◆ Text under study ◆
SNIFFING OUT COVID
Doctors and researchers are training dogs to detect if people are infected.
By FRANCES STEAD SELLERS Washington Post
Blaze’s success also marks an advance in the evolving field of olfactory disease detection — the concept that many illnesses, including emerging diseases, are characterized by distinct “odorprints” that can be identified by both dogs and artificial noses, which could be quicker, less invasive and more accurate than current clinical testing.
“This is a major field of research worldwide,” said Kenneth Suslick, a professor of chemistry at the University of Illinois. Still, scientists are emphasizing the need to proceed with caution. “As eager as we are to put this out there, we want to make sure it is responsible, ethical, scientific and safe,” Otto said. “Done wrong, it could be more damaging than helpful.” Perdita Barran, a professor at the University of Manchester , also note that training dogs is time-consuming and expensive. “It doesn’t scale with the cost of dogs.” |
The Penn team’s research, funded largely by private donations, is based on two established principles: that changes in our health often alter the way we smell; and that dogs, with 50 times as many smell receptors as people, make great biosensors with a proven ability to detect not only drugs and explosives but some diseases, such as hidden cancers; sudden shifts in blood sugar levels and parasitic, bacterial and viral infections. The work, which draws on disciplines including neuroscience, chemistry, nanotechnology and animal cognition, also reveals how much we still don’t know about the way the sense of smell works. |
There’s nothing new about the notion that diseases smell. In his aphorisms, written in 400 B.C., Hippocrates, the “father of modern medicine,” recognized a “heavy smell” in people suffering from certain illnesses. A sudden change in the way our breath or urine smells remains a reason to see a doctor.
That’s because human bodies constantly give off a cocktail of chemicals known as volatile organic compounds, or VOCs, in sweat, saliva, urine, breath and sebum that change when cells grow, as in the case of cancer, or when they die after being infected, for example, by a virus.
“With covid detection, you are not recognizing the virus,” Suslick said. “You are recognizing the volatile byproducts of cells dying because they have been infected.”
Several mysteries hover over the work at the training facility. “We don’t know what the dogs are finding, what the common denominator is,” Otto said.
The researchers have been changing the positive samples they are using as the work evolves. In early July, they were working with chemically deactivated urine. The dogs were later presented with heat-treated urine, as well as other secretions collected from T-shirts worn by recently tested people, some of whom have the coronavirus but are not sick enough to be hospitalized.
Despite distractions in one session, the trainees performed with stunning accuracy until one Labrador froze in front of a can containing a urine sample from a hospitalized patient who had tested negative for the virus.
It was one of the few mistakes of the day. Unless it wasn’t a mistake. Clinical tests give more than 10% false negative results and “the dogs may be better than the tests,” Nolan said.
That appeared to be true a few weeks later, when the dogs all alerted on a sample from a patient who had tested negative. They were so insistent — and consistent — that Otto went back to the hospital to learn more about the person’s history. It turned out the patient had previously tested positive, suggesting there may have been some lingering odor from the earlier infection.
“There’s a phrase in dog training,” Otto said: “Trust your dog.”

◆ The data ◆

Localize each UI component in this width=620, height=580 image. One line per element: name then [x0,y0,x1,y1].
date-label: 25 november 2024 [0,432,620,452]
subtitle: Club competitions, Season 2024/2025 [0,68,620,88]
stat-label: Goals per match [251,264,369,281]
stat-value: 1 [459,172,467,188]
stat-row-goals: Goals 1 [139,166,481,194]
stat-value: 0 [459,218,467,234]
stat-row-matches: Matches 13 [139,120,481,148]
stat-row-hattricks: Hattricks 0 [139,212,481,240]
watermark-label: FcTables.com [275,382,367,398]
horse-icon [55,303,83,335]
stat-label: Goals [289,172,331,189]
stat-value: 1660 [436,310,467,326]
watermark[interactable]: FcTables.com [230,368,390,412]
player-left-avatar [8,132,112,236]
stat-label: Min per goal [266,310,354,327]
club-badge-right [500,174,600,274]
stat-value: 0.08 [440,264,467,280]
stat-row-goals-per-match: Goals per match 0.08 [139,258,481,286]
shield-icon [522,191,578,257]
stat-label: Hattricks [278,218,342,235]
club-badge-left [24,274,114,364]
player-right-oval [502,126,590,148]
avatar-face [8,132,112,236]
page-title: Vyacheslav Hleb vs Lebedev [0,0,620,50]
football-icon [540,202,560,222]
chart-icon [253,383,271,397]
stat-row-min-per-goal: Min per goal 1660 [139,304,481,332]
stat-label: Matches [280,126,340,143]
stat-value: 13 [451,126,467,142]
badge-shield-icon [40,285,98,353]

◆ Tasks to perform ◆
a – According to the covid-sniffing article, how many smell receptors do dogs have compared with people?
b – Please output the passage of the covid-sniffing article from "That’s because human" up to and including "by a virus.".

◆ Answers to the problems ◆
a – Dogs have 50 times as many smell receptors as people.

b –
That’s because human bodies constantly give off a cocktail of chemicals known as volatile organic compounds, or VOCs, in sweat, saliva, urine, breath and sebum that change when cells grow, as in the case of cancer, or when they die after being infected, for example, by a virus.